Task to carry out ▸ Type every record exactly as it appears.

+++ Data for processing +++

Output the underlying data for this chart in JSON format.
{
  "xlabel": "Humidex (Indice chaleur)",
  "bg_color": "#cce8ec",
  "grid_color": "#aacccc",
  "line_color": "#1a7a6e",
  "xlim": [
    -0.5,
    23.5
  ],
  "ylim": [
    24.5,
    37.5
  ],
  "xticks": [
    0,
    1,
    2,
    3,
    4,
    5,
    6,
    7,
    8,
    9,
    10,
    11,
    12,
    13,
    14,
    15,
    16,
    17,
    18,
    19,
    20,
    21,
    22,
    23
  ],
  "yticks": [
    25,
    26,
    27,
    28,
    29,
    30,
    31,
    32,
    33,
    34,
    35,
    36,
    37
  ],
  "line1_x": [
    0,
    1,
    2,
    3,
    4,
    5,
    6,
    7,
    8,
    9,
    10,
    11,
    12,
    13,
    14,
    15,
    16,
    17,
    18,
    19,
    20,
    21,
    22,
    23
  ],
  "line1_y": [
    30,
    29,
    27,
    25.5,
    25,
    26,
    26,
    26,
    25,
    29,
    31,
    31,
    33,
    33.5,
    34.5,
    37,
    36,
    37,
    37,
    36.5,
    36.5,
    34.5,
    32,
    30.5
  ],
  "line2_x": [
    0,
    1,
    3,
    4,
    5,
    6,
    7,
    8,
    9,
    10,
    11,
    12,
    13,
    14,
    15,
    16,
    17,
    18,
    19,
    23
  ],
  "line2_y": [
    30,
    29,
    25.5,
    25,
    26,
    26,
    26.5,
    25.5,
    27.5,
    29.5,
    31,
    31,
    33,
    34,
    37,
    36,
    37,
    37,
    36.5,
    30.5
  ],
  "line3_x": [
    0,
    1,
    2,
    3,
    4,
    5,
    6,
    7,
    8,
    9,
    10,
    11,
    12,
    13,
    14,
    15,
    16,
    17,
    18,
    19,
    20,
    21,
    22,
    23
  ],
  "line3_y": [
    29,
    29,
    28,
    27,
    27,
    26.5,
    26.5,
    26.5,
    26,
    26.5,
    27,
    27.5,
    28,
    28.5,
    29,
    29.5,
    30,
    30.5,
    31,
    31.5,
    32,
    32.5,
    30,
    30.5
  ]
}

+++

Answer to the exercise ▸
Output the underlying data for this chart in JSON format.
{
  "xlabel": "Humidex (Indice chaleur)",
  "bg_color": "#cce8ec",
  "grid_color": "#aacccc",
  "line_color": "#1a7a6e",
  "xlim": [
    -0.5,
    23.5
  ],
  "ylim": [
    24.5,
    37.5
  ],
  "xticks": [
    0,
    1,
    2,
    3,
    4,
    5,
    6,
    7,
    8,
    9,
    10,
    11,
    12,
    13,
    14,
    15,
    16,
    17,
    18,
    19,
    20,
    21,
    22,
    23
  ],
  "yticks": [
    25,
    26,
    27,
    28,
    29,
    30,
    31,
    32,
    33,
    34,
    35,
    36,
    37
  ],
  "line1_x": [
    0,
    1,
    2,
    3,
    4,
    5,
    6,
    7,
    8,
    9,
    10,
    11,
    12,
    13,
    14,
    15,
    16,
    17,
    18,
    19,
    20,
    21,
    22,
    23
  ],
  "line1_y": [
    30,
    29,
    27,
    25.5,
    25,
    26,
    26,
    26,
    25,
    29,
    31,
    31,
    33,
    33.5,
    34.5,
    37,
    36,
    37,
    37,
    36.5,
    36.5,
    34.5,
    32,
    30.5
  ],
  "line2_x": [
    0,
    1,
    3,
    4,
    5,
    6,
    7,
    8,
    9,
    10,
    11,
    12,
    13,
    14,
    15,
    16,
    17,
    18,
    19,
    23
  ],
  "line2_y": [
    30,
    29,
    25.5,
    25,
    26,
    26,
    26.5,
    25.5,
    27.5,
    29.5,
    31,
    31,
    33,
    34,
    37,
    36,
    37,
    37,
    36.5,
    30.5
  ],
  "line3_x": [
    0,
    1,
    2,
    3,
    4,
    5,
    6,
    7,
    8,
    9,
    10,
    11,
    12,
    13,
    14,
    15,
    16,
    17,
    18,
    19,
    20,
    21,
    22,
    23
  ],
  "line3_y": [
    29,
    29,
    28,
    27,
    27,
    26.5,
    26.5,
    26.5,
    26,
    26.5,
    27,
    27.5,
    28,
    28.5,
    29,
    29.5,
    30,
    30.5,
    31,
    31.5,
    32,
    32.5,
    30,
    30.5
  ]
}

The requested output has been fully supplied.